### Check your understanding
a – According to the text on Calle Mangubat, why was Mactan Island depopulated and abandoned? Answer in one to three sentences.
b – Continue the text about Calle Mangubat's history from its last sentence.

(Document passage Opens)

Calle Mangubat or C. Mangubat Street is a historic street and one of the two oldest roads now in Mactan Island in the Philippines.

Located in the region formerly called "Opong or Opon" now officially named Barangay Poblacion in  Lapu-Lapu City. the road was known as Calle Mangubat during the Spanish Colonial time and It is the street where the old municipal public market stands.
 
it runs parallel and next to the old town Plaza before "F. Martir Street" and "Wisdom Road" (the two roads that now separates the old town Plaza and Calle Mangubat) were created. 
It is bounded to the East by Opon-Mactan Road (now called G.Y dela Serna Street and M.L Quezon Ave.)
and to the West by Calle LapuLapu (now renamed BM Dimataga Street).

The time Mactan Island was resettled led by Gabriel Lazaro Mangubat he founded a small community in Mactan Island in 1600s in OPON facing the main Island of Cebu.

this small settlement was later known as "Pueblo de Opon en la Ysla de Mactan" or the town of Opon in the Island of Mactan and was the first and only settlement at that time.

Ever since the original inhabitants of Mactan Island joined the Spanish the Island was depopulated and abandoned  as the native volunteered war and conquest, joined the Spanish expeditions and left the Island "to wage war" against native kingdoms,

They settled in the newly founded Pueblos (hispanized Filipino native villages) or newly conquered territories throughout the Philippine Archipelago  during the time of the pacification of Luzon, Mindanao and the conquest Borneo.

(Document passage Closes)
(Information supplied Opens)

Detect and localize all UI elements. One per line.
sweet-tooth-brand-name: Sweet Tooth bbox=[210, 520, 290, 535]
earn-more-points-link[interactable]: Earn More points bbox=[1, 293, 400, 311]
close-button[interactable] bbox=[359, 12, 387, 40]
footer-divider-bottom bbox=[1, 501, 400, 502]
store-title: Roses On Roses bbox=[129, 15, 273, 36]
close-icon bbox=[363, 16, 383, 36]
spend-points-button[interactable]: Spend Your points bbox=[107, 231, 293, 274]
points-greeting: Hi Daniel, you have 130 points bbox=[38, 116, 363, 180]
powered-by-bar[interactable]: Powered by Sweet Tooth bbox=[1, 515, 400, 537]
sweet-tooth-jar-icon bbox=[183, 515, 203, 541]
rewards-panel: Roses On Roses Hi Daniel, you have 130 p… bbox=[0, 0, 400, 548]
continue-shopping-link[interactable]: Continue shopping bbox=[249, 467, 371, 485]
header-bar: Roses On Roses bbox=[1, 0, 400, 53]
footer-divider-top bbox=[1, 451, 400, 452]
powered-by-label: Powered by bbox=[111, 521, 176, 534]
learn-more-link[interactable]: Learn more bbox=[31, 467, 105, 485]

(Information supplied Closes)

### Answers for the tasks
a – The island's original inhabitants joined the Spanish, volunteering for war and conquest and leaving with Spanish expeditions against native kingdoms. They then settled in newly founded Pueblos or newly conquered territories across the Philippine Archipelago during the pacification of Luzon and Mindanao and the conquest of Borneo.

b –
 
Mangubat Street was named by Lazaro Mangubat as "Calle Mangubat" and part of the design and creation of the original Pueblo in Opon together with Bartolome Mangubat Dimataga Street or B.M. Dimataga Street as "Calle LapuLapu" in memory of his father Datu Mangubat and grandfather Datu Lapu-Lapu the two former rulers of Mactan and Rajahs of Cebu in the 16th century. Lazaro Mangubat was the grandson of Lapulapu he was an Arm Bearer of Spain with a symbol blazoned in his Arm " a gold Pike (Lance) put on stick in a blue mantle" the "GOLD" symbolizes his Royal and Noble descent, the "PIKE" stand the Perfection of Military Affairs", the "STICK" stands for Authority and Jurisdiction, and the BLUE color stands for Loyalty to the Spanish Empire.